Directions = What lines of the data hold the string "text"? Pull each one out.

-- Start Input --

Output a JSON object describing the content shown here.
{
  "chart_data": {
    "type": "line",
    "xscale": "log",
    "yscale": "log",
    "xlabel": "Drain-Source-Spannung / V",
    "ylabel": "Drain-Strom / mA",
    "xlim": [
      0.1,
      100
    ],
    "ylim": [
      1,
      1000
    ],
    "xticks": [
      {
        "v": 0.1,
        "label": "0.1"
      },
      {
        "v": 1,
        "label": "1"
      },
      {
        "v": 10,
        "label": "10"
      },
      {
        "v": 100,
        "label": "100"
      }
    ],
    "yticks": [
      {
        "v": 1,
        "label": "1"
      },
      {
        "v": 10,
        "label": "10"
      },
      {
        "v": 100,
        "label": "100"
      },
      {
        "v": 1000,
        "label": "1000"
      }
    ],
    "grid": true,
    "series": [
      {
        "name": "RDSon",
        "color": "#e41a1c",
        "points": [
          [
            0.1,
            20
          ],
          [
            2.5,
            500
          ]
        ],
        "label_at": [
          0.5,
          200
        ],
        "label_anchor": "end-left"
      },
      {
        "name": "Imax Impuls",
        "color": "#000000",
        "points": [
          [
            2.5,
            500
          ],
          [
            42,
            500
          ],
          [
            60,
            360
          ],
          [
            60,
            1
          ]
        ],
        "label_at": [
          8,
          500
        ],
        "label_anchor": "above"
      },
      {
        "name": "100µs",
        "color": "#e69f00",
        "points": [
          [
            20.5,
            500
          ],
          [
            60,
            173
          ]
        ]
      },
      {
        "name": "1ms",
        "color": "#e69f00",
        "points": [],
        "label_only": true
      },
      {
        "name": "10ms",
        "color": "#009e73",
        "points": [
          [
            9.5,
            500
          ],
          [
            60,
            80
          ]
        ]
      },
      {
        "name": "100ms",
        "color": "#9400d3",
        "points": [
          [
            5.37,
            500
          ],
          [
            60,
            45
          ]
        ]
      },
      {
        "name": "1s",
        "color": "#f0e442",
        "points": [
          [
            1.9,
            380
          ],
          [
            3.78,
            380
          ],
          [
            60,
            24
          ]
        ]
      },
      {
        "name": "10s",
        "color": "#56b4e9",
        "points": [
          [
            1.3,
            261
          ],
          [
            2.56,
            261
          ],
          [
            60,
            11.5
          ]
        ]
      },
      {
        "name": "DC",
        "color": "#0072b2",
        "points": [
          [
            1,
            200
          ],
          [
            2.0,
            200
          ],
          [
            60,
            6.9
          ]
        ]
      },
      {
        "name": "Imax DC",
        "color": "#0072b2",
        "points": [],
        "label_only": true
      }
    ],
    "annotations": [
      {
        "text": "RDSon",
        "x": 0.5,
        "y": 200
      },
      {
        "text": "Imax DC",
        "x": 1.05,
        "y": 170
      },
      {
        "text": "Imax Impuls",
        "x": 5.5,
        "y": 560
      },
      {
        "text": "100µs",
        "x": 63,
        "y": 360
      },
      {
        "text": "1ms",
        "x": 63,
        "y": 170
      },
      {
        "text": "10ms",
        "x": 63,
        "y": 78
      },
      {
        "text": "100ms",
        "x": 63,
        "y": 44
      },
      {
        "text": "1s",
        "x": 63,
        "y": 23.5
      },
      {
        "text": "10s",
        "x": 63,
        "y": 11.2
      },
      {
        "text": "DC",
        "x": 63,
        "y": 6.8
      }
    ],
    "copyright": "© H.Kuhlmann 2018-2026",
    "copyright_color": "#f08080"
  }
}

-- End Input --

Expected answer =
        "text": "RDSon",
        "text": "Imax DC",
        "text": "Imax Impuls",
        "text": "100µs",
        "text": "1ms",
        "text": "10ms",
        "text": "100ms",
        "text": "1s",
        "text": "10s",
        "text": "DC",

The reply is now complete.